> BRIEF
Below is a listing. Gather each line of it that contains "CORRELATION".

> INPUT RECORDS
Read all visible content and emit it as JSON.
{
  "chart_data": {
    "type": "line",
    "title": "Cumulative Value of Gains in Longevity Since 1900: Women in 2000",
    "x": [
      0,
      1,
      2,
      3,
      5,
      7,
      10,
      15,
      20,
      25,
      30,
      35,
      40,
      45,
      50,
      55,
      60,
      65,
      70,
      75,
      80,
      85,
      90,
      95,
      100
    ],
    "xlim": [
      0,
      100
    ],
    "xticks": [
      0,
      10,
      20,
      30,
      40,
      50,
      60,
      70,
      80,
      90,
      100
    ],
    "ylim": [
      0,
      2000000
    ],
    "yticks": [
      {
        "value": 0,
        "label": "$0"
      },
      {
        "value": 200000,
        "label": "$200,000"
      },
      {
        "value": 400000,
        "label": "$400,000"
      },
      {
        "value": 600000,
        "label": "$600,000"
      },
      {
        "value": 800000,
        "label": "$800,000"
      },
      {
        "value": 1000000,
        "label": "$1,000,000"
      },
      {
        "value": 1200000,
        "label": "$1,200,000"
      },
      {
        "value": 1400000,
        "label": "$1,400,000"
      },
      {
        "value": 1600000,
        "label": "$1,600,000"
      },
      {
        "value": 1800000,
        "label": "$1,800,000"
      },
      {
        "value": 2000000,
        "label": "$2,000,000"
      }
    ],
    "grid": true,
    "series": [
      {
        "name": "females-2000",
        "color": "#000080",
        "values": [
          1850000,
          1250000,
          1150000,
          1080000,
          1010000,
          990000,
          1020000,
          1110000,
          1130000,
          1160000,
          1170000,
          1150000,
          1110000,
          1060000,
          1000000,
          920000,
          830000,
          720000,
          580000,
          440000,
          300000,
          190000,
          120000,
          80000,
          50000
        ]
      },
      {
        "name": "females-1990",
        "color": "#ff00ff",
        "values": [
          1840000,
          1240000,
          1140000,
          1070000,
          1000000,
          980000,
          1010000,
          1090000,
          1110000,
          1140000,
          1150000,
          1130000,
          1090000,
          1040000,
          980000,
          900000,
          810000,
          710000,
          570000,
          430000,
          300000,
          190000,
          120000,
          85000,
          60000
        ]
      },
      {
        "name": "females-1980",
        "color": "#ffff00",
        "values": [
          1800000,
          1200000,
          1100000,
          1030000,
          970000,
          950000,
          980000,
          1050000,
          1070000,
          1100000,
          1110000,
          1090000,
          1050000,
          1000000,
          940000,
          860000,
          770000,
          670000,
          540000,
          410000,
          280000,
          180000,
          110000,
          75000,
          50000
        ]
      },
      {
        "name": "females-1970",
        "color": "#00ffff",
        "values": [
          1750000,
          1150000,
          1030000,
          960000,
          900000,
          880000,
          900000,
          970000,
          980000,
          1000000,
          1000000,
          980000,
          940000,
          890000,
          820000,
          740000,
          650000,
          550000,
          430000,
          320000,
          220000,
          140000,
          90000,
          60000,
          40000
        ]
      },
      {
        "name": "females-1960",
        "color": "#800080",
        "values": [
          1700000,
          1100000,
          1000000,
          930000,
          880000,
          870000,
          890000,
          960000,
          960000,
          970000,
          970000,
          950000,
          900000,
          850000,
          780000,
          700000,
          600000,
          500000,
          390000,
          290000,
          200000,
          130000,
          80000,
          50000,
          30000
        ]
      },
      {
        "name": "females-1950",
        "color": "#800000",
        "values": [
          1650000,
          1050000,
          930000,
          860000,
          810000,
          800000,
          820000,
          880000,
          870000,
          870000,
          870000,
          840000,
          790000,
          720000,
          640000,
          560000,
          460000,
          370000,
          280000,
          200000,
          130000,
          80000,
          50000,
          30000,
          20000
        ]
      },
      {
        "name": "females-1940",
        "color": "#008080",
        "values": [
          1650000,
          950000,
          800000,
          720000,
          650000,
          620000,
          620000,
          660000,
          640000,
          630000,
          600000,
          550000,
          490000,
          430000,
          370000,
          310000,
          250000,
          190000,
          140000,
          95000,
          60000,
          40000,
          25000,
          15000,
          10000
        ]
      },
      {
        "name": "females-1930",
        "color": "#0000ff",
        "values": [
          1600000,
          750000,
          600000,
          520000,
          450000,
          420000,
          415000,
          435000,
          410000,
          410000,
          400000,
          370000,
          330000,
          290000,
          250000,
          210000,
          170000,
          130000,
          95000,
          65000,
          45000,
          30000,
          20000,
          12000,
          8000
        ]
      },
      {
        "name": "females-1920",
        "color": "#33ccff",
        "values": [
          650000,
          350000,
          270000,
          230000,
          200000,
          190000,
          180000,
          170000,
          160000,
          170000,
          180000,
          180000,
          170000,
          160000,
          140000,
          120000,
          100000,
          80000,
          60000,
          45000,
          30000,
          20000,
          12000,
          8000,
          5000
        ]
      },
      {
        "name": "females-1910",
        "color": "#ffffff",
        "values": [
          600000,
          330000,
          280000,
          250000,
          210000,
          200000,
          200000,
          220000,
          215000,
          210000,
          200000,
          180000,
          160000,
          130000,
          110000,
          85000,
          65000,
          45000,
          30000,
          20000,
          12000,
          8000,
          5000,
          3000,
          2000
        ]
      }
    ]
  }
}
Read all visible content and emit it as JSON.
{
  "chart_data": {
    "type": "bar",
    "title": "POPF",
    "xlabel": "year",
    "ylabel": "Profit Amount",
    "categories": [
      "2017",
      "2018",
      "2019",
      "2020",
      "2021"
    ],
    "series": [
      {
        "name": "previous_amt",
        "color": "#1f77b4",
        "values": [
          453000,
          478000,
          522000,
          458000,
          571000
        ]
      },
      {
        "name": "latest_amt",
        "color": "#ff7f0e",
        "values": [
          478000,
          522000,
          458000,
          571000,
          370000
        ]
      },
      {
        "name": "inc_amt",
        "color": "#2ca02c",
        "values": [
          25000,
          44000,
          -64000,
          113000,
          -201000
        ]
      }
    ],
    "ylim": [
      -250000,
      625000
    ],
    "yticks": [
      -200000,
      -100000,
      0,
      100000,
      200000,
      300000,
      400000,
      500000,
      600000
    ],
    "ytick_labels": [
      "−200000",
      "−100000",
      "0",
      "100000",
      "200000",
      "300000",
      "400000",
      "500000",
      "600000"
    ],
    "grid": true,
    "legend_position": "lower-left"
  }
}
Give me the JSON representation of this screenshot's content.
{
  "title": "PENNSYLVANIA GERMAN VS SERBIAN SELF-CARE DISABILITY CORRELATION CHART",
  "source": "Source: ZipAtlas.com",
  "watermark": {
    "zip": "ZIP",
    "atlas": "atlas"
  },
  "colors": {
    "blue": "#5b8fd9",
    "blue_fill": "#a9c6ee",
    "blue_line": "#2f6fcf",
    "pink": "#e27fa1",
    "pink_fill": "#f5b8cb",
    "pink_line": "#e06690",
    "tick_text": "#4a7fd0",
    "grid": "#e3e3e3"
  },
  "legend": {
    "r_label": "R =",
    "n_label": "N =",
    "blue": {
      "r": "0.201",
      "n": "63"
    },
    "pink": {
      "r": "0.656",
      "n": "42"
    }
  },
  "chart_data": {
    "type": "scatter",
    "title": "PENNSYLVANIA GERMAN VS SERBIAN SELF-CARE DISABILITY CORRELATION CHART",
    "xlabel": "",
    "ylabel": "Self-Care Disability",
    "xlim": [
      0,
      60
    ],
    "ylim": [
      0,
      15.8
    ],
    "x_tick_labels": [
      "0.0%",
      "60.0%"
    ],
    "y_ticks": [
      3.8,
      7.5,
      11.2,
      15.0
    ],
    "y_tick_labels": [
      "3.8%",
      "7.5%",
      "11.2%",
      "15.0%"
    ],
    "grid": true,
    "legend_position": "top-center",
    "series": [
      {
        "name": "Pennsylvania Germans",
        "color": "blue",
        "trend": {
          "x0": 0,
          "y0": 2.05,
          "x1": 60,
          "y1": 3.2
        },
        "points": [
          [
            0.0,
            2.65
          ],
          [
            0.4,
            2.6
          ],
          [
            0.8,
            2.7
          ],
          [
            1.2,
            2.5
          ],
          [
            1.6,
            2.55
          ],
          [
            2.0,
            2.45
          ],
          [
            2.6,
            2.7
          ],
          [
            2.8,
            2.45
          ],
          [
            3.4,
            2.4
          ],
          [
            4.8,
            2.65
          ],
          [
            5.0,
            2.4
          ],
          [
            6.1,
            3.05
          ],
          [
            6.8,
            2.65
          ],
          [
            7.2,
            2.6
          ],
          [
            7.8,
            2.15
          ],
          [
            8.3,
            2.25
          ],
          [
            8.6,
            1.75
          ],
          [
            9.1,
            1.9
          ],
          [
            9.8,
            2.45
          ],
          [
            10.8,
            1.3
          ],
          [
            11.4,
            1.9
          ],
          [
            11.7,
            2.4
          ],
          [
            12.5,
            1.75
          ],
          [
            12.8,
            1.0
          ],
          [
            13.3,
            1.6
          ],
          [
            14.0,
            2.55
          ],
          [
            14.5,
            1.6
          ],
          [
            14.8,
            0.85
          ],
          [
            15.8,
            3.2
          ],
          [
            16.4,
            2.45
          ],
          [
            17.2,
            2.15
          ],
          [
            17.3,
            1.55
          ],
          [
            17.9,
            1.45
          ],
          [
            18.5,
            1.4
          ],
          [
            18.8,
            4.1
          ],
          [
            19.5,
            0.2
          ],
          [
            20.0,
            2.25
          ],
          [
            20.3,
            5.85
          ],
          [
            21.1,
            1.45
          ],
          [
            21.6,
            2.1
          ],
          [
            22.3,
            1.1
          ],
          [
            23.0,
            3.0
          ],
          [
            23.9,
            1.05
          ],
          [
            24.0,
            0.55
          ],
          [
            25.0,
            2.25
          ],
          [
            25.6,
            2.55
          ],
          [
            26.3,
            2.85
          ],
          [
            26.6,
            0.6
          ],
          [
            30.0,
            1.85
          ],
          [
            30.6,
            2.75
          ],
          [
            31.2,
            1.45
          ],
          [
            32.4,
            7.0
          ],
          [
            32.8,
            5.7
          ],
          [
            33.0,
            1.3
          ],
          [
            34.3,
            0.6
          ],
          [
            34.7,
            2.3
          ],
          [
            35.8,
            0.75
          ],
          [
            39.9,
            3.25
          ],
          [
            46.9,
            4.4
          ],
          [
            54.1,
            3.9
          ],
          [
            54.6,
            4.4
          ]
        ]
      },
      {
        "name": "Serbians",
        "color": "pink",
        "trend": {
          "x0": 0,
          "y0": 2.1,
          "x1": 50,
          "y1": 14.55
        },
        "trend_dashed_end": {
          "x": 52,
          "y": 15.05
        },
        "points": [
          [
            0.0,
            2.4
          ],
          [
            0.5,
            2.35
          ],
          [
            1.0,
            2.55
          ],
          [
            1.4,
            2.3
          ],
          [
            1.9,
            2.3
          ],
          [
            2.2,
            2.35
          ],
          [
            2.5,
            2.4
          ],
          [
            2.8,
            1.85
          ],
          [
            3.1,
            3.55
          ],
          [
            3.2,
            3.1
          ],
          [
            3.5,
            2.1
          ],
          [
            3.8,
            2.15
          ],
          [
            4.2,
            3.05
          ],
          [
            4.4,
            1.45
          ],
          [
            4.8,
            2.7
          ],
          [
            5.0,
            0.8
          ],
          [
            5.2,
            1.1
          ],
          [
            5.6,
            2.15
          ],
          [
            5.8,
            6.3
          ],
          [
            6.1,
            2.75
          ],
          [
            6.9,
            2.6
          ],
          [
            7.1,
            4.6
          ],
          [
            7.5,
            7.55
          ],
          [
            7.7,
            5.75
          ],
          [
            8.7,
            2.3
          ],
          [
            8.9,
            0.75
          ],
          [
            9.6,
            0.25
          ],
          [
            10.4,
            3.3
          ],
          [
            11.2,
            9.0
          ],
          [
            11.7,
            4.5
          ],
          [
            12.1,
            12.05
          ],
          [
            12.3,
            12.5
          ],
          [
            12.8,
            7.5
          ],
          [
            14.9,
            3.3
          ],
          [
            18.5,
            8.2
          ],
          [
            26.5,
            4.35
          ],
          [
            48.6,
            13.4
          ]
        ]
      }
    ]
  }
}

> SOLUTION TO THIS EXERCISE
  "title": "PENNSYLVANIA GERMAN VS SERBIAN SELF-CARE DISABILITY CORRELATION CHART",
    "title": "PENNSYLVANIA GERMAN VS SERBIAN SELF-CARE DISABILITY CORRELATION CHART",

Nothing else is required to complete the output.